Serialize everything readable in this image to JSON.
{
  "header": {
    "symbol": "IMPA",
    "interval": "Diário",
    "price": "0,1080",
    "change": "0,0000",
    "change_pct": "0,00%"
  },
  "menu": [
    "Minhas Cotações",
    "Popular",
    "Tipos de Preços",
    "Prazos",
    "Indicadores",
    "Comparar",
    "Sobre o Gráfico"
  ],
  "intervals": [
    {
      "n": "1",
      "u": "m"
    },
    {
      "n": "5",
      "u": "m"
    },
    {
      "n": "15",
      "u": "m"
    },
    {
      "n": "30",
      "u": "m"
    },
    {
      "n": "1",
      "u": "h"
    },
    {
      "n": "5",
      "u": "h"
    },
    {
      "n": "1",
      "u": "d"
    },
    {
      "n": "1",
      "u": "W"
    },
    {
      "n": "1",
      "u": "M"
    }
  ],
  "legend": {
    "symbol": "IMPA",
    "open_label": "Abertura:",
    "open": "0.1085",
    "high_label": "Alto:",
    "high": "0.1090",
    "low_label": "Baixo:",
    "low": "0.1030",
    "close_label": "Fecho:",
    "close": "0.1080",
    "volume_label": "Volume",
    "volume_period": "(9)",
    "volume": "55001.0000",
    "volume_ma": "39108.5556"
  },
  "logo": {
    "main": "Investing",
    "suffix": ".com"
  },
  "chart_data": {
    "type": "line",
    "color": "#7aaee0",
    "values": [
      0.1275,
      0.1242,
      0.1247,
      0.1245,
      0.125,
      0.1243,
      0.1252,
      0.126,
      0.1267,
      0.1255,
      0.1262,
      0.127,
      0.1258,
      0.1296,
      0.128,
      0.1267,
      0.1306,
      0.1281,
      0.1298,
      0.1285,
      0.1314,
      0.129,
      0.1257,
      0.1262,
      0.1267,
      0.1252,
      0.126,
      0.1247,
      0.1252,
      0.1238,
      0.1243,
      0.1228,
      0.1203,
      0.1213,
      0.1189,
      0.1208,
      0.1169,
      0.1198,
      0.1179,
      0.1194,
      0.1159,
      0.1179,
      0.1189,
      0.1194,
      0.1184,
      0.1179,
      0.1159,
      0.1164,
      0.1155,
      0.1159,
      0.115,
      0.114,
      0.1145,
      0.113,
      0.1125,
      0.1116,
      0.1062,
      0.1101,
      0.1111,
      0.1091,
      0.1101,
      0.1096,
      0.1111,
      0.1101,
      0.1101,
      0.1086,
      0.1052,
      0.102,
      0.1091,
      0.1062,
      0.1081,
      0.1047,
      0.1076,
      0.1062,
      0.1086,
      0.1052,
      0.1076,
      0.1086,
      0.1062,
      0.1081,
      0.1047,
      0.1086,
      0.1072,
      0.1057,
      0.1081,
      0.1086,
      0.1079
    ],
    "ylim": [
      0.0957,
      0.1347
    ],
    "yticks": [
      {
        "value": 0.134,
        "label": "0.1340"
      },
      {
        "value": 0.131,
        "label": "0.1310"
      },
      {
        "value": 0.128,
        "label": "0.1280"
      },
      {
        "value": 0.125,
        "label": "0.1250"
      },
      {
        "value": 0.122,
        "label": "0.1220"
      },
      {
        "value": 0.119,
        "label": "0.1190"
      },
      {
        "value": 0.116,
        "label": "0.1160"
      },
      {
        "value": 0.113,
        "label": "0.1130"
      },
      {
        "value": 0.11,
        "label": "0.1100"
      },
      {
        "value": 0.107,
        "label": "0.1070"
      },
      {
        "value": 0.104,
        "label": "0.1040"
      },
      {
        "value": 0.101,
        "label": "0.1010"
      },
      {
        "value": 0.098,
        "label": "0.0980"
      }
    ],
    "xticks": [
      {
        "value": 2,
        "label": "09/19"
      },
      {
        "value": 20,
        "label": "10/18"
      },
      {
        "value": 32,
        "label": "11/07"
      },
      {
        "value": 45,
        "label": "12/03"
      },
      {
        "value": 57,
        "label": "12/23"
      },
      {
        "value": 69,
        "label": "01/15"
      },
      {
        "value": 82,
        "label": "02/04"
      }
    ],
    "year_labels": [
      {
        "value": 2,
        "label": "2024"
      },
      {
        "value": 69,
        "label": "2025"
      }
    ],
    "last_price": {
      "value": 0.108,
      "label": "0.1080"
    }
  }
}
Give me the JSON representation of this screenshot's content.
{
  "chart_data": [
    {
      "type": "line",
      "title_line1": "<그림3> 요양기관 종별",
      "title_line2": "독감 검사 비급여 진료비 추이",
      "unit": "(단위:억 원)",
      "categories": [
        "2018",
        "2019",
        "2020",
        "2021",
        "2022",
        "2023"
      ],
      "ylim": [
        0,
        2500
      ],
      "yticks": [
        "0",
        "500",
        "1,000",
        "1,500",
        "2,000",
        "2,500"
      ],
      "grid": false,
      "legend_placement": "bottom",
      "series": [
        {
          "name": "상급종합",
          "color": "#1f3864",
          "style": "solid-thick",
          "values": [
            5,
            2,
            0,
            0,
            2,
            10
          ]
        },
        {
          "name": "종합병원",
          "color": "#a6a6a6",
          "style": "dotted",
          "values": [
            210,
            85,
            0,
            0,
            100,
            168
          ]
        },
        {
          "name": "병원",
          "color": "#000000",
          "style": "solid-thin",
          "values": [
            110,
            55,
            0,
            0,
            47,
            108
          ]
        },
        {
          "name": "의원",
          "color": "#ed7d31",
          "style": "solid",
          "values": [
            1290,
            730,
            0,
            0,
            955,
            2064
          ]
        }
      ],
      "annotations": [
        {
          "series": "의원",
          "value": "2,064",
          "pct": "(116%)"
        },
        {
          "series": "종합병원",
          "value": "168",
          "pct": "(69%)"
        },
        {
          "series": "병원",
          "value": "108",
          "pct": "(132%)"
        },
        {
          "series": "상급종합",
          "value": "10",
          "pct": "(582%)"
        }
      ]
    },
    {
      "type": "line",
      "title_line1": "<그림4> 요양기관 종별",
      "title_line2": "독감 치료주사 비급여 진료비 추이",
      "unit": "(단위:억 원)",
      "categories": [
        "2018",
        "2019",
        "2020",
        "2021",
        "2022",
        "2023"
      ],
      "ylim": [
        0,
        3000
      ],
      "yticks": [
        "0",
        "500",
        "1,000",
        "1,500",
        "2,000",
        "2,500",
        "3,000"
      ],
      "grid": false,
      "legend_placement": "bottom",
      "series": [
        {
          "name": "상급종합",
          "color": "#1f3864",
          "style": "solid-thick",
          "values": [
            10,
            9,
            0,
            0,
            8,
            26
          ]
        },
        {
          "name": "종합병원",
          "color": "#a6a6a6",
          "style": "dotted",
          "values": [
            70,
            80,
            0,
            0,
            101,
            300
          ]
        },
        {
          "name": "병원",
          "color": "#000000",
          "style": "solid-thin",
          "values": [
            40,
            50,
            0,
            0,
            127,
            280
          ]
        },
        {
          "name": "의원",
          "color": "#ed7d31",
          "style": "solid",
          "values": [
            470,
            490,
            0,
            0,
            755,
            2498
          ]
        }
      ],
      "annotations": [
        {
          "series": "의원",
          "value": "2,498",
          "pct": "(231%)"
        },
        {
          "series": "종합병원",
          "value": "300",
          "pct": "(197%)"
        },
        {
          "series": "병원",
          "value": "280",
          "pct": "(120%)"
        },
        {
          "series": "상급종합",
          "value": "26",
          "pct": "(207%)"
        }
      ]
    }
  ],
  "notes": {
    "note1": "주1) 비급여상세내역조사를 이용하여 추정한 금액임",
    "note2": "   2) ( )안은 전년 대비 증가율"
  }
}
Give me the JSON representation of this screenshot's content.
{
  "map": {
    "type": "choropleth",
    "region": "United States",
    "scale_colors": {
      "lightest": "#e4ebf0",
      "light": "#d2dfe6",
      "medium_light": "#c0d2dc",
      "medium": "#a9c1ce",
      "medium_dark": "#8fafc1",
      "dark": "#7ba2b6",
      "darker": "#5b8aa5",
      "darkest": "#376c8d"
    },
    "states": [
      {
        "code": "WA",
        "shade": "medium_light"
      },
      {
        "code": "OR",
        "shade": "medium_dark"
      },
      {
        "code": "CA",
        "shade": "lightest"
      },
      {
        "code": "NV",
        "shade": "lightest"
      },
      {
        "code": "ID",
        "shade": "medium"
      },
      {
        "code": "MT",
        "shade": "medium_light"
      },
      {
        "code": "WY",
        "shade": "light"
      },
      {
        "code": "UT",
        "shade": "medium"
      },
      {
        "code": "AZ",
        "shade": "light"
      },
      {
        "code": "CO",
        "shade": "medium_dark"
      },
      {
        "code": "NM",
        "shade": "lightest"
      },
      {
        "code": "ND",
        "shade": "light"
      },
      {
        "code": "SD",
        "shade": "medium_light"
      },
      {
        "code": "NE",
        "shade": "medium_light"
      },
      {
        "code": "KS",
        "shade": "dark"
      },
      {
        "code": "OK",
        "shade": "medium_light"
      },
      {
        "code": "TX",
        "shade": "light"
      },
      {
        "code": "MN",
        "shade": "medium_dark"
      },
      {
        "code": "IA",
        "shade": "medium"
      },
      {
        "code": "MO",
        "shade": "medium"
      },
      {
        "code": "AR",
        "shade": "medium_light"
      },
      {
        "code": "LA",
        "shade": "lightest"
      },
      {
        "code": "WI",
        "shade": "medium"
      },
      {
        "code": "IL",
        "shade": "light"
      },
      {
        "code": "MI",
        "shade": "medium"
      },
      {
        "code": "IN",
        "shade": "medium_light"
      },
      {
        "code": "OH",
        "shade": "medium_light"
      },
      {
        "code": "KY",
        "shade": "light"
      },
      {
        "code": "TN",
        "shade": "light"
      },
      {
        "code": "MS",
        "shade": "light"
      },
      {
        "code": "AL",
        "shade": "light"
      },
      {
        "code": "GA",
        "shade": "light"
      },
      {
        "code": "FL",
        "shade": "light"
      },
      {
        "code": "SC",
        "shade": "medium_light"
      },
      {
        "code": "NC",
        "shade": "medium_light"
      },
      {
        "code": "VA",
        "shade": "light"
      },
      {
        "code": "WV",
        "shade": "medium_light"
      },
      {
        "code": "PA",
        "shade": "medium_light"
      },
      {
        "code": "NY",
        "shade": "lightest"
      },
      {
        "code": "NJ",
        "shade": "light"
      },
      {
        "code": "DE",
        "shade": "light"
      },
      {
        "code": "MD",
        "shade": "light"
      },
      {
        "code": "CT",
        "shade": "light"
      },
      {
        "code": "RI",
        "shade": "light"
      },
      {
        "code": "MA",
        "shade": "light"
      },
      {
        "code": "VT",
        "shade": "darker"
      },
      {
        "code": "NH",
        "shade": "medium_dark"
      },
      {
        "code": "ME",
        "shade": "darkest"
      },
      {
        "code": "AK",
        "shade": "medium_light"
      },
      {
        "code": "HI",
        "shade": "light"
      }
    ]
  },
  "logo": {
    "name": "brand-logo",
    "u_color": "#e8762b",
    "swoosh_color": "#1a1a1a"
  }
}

━━━━━━━━━━━━━━━━

Task goal: Your reply is one number: how many lines of the records above contain the word "type".

Output for this exercise: 4